[SUPPLIED DATA]

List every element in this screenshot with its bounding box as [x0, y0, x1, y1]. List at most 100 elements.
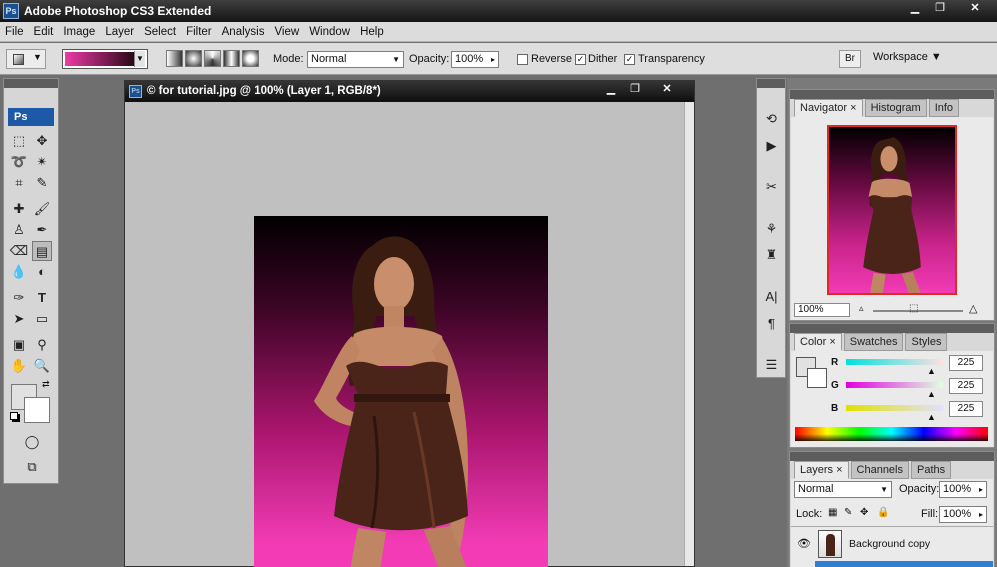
- shape-tool-icon[interactable]: ▭: [32, 309, 52, 329]
- tab-navigator[interactable]: Navigator ×: [794, 99, 863, 117]
- marquee-tool-icon[interactable]: ⬚: [9, 131, 29, 151]
- tool-presets-icon[interactable]: ✂: [762, 177, 781, 196]
- fill-input[interactable]: 100% ▸: [939, 506, 987, 523]
- panel-grip[interactable]: [790, 90, 994, 99]
- document-vertical-scrollbar[interactable]: [684, 102, 694, 566]
- layer-comps-icon[interactable]: ☰: [762, 355, 781, 374]
- quick-mask-icon[interactable]: ◯: [22, 432, 42, 452]
- angle-gradient-icon[interactable]: [204, 50, 221, 67]
- red-slider-thumb[interactable]: ▲: [927, 366, 936, 376]
- close-icon[interactable]: ✕: [657, 83, 677, 97]
- eraser-tool-icon[interactable]: ⌫: [9, 241, 29, 261]
- menu-image[interactable]: Image: [58, 22, 100, 42]
- notes-tool-icon[interactable]: ▣: [9, 335, 29, 355]
- gradient-tool-icon[interactable]: ▤: [32, 241, 52, 261]
- actions-panel-icon[interactable]: ▶: [762, 136, 781, 155]
- lock-all-icon[interactable]: 🔒: [877, 507, 889, 518]
- screen-mode-icon[interactable]: ⧉: [22, 457, 42, 477]
- opacity-input[interactable]: 100% ▸: [451, 51, 499, 68]
- move-tool-icon[interactable]: ✥: [32, 131, 52, 151]
- menu-analysis[interactable]: Analysis: [217, 22, 270, 42]
- photo-canvas[interactable]: [254, 216, 548, 567]
- brushes-panel-icon[interactable]: ⚘: [762, 219, 781, 238]
- crop-tool-icon[interactable]: ⌗: [9, 173, 29, 193]
- blend-mode-select[interactable]: Normal ▼: [794, 481, 892, 498]
- tool-preset-picker[interactable]: ▼: [6, 49, 46, 69]
- close-icon[interactable]: ✕: [960, 2, 990, 16]
- red-value-input[interactable]: 225: [949, 355, 983, 371]
- chevron-right-icon[interactable]: ▸: [491, 52, 495, 67]
- magic-wand-icon[interactable]: ✴: [32, 152, 52, 172]
- canvas-area[interactable]: [125, 102, 684, 567]
- menu-view[interactable]: View: [269, 22, 304, 42]
- toolbox-grip[interactable]: [4, 79, 58, 88]
- restore-icon[interactable]: ❐: [930, 2, 950, 16]
- eye-icon[interactable]: 👁: [797, 537, 811, 550]
- diamond-gradient-icon[interactable]: [242, 50, 259, 67]
- green-slider-thumb[interactable]: ▲: [927, 389, 936, 399]
- reverse-checkbox[interactable]: [517, 54, 528, 65]
- minimize-icon[interactable]: ▁: [905, 2, 925, 16]
- dock-grip[interactable]: [757, 79, 785, 88]
- reflected-gradient-icon[interactable]: [223, 50, 240, 67]
- tab-paths[interactable]: Paths: [911, 461, 952, 479]
- menu-file[interactable]: File: [0, 22, 29, 42]
- type-tool-icon[interactable]: T: [32, 288, 52, 308]
- tab-swatches[interactable]: Swatches: [843, 333, 904, 351]
- layer-opacity-input[interactable]: 100% ▸: [939, 481, 987, 498]
- path-selection-icon[interactable]: ➤: [9, 309, 29, 329]
- mode-select[interactable]: Normal ▼: [307, 51, 404, 68]
- hand-tool-icon[interactable]: ✋: [9, 356, 29, 376]
- clone-stamp-icon[interactable]: ♙: [9, 220, 29, 240]
- menu-filter[interactable]: Filter: [181, 22, 217, 42]
- tab-color[interactable]: Color ×: [794, 333, 842, 351]
- blur-tool-icon[interactable]: 💧: [9, 262, 29, 282]
- linear-gradient-icon[interactable]: [166, 50, 183, 67]
- chevron-right-icon[interactable]: ▸: [979, 482, 983, 497]
- chevron-down-icon[interactable]: ▼: [134, 51, 145, 67]
- clone-source-icon[interactable]: ♜: [762, 245, 781, 264]
- pen-tool-icon[interactable]: ✑: [9, 288, 29, 308]
- restore-icon[interactable]: ❐: [625, 83, 645, 97]
- menu-edit[interactable]: Edit: [29, 22, 59, 42]
- transparency-checkbox[interactable]: ✓: [624, 54, 635, 65]
- menu-help[interactable]: Help: [355, 22, 389, 42]
- panel-grip[interactable]: [790, 452, 994, 461]
- dither-checkbox[interactable]: ✓: [575, 54, 586, 65]
- green-value-input[interactable]: 225: [949, 378, 983, 394]
- zoom-tool-icon[interactable]: 🔍: [32, 356, 52, 376]
- swap-colors-icon[interactable]: ⇄: [42, 379, 50, 390]
- menu-select[interactable]: Select: [139, 22, 181, 42]
- eyedropper-icon[interactable]: ⚲: [32, 335, 52, 355]
- tab-styles[interactable]: Styles: [905, 333, 948, 351]
- history-panel-icon[interactable]: ⟲: [762, 109, 781, 128]
- document-title-bar[interactable]: Ps © for tutorial.jpg @ 100% (Layer 1, R…: [125, 81, 694, 102]
- workspace-button[interactable]: Workspace ▼: [873, 51, 942, 63]
- menu-layer[interactable]: Layer: [100, 22, 139, 42]
- blue-slider-thumb[interactable]: ▲: [927, 412, 936, 422]
- paragraph-panel-icon[interactable]: ¶: [762, 314, 781, 333]
- red-slider-track[interactable]: [846, 359, 943, 365]
- radial-gradient-icon[interactable]: [185, 50, 202, 67]
- background-color-swatch[interactable]: [24, 397, 50, 423]
- history-brush-icon[interactable]: ✒: [32, 220, 52, 240]
- lock-position-icon[interactable]: ✥: [860, 507, 868, 518]
- navigator-zoom-input[interactable]: 100%: [794, 303, 850, 317]
- character-panel-icon[interactable]: A|: [762, 287, 781, 306]
- dodge-tool-icon[interactable]: ◐: [32, 262, 52, 282]
- layer-row[interactable]: 👁 Background copy: [791, 526, 993, 560]
- zoom-slider-thumb[interactable]: ⬚: [909, 303, 918, 314]
- zoom-out-icon[interactable]: ▵: [859, 303, 864, 314]
- default-colors-icon[interactable]: [10, 412, 18, 420]
- tab-layers[interactable]: Layers ×: [794, 461, 849, 479]
- layer-row-selected[interactable]: [815, 561, 993, 567]
- zoom-in-icon[interactable]: △: [969, 302, 977, 315]
- slice-tool-icon[interactable]: ✎: [32, 173, 52, 193]
- gradient-picker[interactable]: ▼: [62, 49, 148, 69]
- green-slider-track[interactable]: [846, 382, 943, 388]
- color-spectrum-bar[interactable]: [795, 427, 988, 441]
- tab-channels[interactable]: Channels: [850, 461, 909, 479]
- lock-image-icon[interactable]: ✎: [844, 507, 852, 518]
- navigator-thumbnail[interactable]: [827, 125, 957, 295]
- bridge-icon[interactable]: Br: [839, 50, 861, 68]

[EXERCISE DESCRIPTION] Swap "screenshot" for "screen capture" throughout all the records above and write them out again, leaving the rest unchanged. Omit the pictures.

[TASK RESULT]
List every element in this screen capture with its bounding box as [x0, y0, x1, y1]. List at most 100 elements.
- shape-tool-icon[interactable]: ▭: [32, 309, 52, 329]
- tab-navigator[interactable]: Navigator ×: [794, 99, 863, 117]
- marquee-tool-icon[interactable]: ⬚: [9, 131, 29, 151]
- tool-presets-icon[interactable]: ✂: [762, 177, 781, 196]
- fill-input[interactable]: 100% ▸: [939, 506, 987, 523]
- panel-grip[interactable]: [790, 90, 994, 99]
- document-vertical-scrollbar[interactable]: [684, 102, 694, 566]
- layer-comps-icon[interactable]: ☰: [762, 355, 781, 374]
- quick-mask-icon[interactable]: ◯: [22, 432, 42, 452]
- angle-gradient-icon[interactable]: [204, 50, 221, 67]
- red-slider-thumb[interactable]: ▲: [927, 366, 936, 376]
- close-icon[interactable]: ✕: [657, 83, 677, 97]
- eraser-tool-icon[interactable]: ⌫: [9, 241, 29, 261]
- menu-image[interactable]: Image: [58, 22, 100, 42]
- notes-tool-icon[interactable]: ▣: [9, 335, 29, 355]
- gradient-tool-icon[interactable]: ▤: [32, 241, 52, 261]
- actions-panel-icon[interactable]: ▶: [762, 136, 781, 155]
- lock-all-icon[interactable]: 🔒: [877, 507, 889, 518]
- screen-mode-icon[interactable]: ⧉: [22, 457, 42, 477]
- opacity-input[interactable]: 100% ▸: [451, 51, 499, 68]
- move-tool-icon[interactable]: ✥: [32, 131, 52, 151]
- menu-analysis[interactable]: Analysis: [217, 22, 270, 42]
- photo-canvas[interactable]: [254, 216, 548, 567]
- brushes-panel-icon[interactable]: ⚘: [762, 219, 781, 238]
- crop-tool-icon[interactable]: ⌗: [9, 173, 29, 193]
- blend-mode-select[interactable]: Normal ▼: [794, 481, 892, 498]
- tool-preset-picker[interactable]: ▼: [6, 49, 46, 69]
- close-icon[interactable]: ✕: [960, 2, 990, 16]
- red-value-input[interactable]: 225: [949, 355, 983, 371]
- chevron-right-icon[interactable]: ▸: [491, 52, 495, 67]
- magic-wand-icon[interactable]: ✴: [32, 152, 52, 172]
- canvas-area[interactable]: [125, 102, 684, 567]
- menu-view[interactable]: View: [269, 22, 304, 42]
- toolbox-grip[interactable]: [4, 79, 58, 88]
- restore-icon[interactable]: ❐: [930, 2, 950, 16]
- eye-icon[interactable]: 👁: [797, 537, 811, 550]
- diamond-gradient-icon[interactable]: [242, 50, 259, 67]
- green-slider-thumb[interactable]: ▲: [927, 389, 936, 399]
- reverse-checkbox[interactable]: [517, 54, 528, 65]
- minimize-icon[interactable]: ▁: [905, 2, 925, 16]
- dock-grip[interactable]: [757, 79, 785, 88]
- reflected-gradient-icon[interactable]: [223, 50, 240, 67]
- tab-paths[interactable]: Paths: [911, 461, 952, 479]
- menu-file[interactable]: File: [0, 22, 29, 42]
- type-tool-icon[interactable]: T: [32, 288, 52, 308]
- tab-swatches[interactable]: Swatches: [843, 333, 904, 351]
- layer-opacity-input[interactable]: 100% ▸: [939, 481, 987, 498]
- path-selection-icon[interactable]: ➤: [9, 309, 29, 329]
- mode-select[interactable]: Normal ▼: [307, 51, 404, 68]
- hand-tool-icon[interactable]: ✋: [9, 356, 29, 376]
- clone-stamp-icon[interactable]: ♙: [9, 220, 29, 240]
- menu-filter[interactable]: Filter: [181, 22, 217, 42]
- tab-color[interactable]: Color ×: [794, 333, 842, 351]
- blur-tool-icon[interactable]: 💧: [9, 262, 29, 282]
- linear-gradient-icon[interactable]: [166, 50, 183, 67]
- chevron-right-icon[interactable]: ▸: [979, 482, 983, 497]
- chevron-down-icon[interactable]: ▼: [134, 51, 145, 67]
- clone-source-icon[interactable]: ♜: [762, 245, 781, 264]
- pen-tool-icon[interactable]: ✑: [9, 288, 29, 308]
- restore-icon[interactable]: ❐: [625, 83, 645, 97]
- menu-edit[interactable]: Edit: [29, 22, 59, 42]
- transparency-checkbox[interactable]: ✓: [624, 54, 635, 65]
- menu-help[interactable]: Help: [355, 22, 389, 42]
- panel-grip[interactable]: [790, 452, 994, 461]
- dither-checkbox[interactable]: ✓: [575, 54, 586, 65]
- green-value-input[interactable]: 225: [949, 378, 983, 394]
- zoom-tool-icon[interactable]: 🔍: [32, 356, 52, 376]
- swap-colors-icon[interactable]: ⇄: [42, 379, 50, 390]
- menu-select[interactable]: Select: [139, 22, 181, 42]
- eyedropper-icon[interactable]: ⚲: [32, 335, 52, 355]
- tab-styles[interactable]: Styles: [905, 333, 948, 351]
- history-panel-icon[interactable]: ⟲: [762, 109, 781, 128]
- document-title-bar[interactable]: Ps © for tutorial.jpg @ 100% (Layer 1, R…: [125, 81, 694, 102]
- workspace-button[interactable]: Workspace ▼: [873, 51, 942, 63]
- menu-layer[interactable]: Layer: [100, 22, 139, 42]
- blue-slider-thumb[interactable]: ▲: [927, 412, 936, 422]
- paragraph-panel-icon[interactable]: ¶: [762, 314, 781, 333]
- red-slider-track[interactable]: [846, 359, 943, 365]
- radial-gradient-icon[interactable]: [185, 50, 202, 67]
- background-color-swatch[interactable]: [24, 397, 50, 423]
- history-brush-icon[interactable]: ✒: [32, 220, 52, 240]
- lock-position-icon[interactable]: ✥: [860, 507, 868, 518]
- navigator-zoom-input[interactable]: 100%: [794, 303, 850, 317]
- character-panel-icon[interactable]: A|: [762, 287, 781, 306]
- dodge-tool-icon[interactable]: ◐: [32, 262, 52, 282]
- layer-row[interactable]: 👁 Background copy: [791, 526, 993, 560]
- zoom-slider-thumb[interactable]: ⬚: [909, 303, 918, 314]
- zoom-out-icon[interactable]: ▵: [859, 303, 864, 314]
- default-colors-icon[interactable]: [10, 412, 18, 420]
- tab-layers[interactable]: Layers ×: [794, 461, 849, 479]
- layer-row-selected[interactable]: [815, 561, 993, 567]
- zoom-in-icon[interactable]: △: [969, 302, 977, 315]
- slice-tool-icon[interactable]: ✎: [32, 173, 52, 193]
- gradient-picker[interactable]: ▼: [62, 49, 148, 69]
- green-slider-track[interactable]: [846, 382, 943, 388]
- color-spectrum-bar[interactable]: [795, 427, 988, 441]
- tab-channels[interactable]: Channels: [850, 461, 909, 479]
- lock-image-icon[interactable]: ✎: [844, 507, 852, 518]
- navigator-thumbnail[interactable]: [827, 125, 957, 295]
- bridge-icon[interactable]: Br: [839, 50, 861, 68]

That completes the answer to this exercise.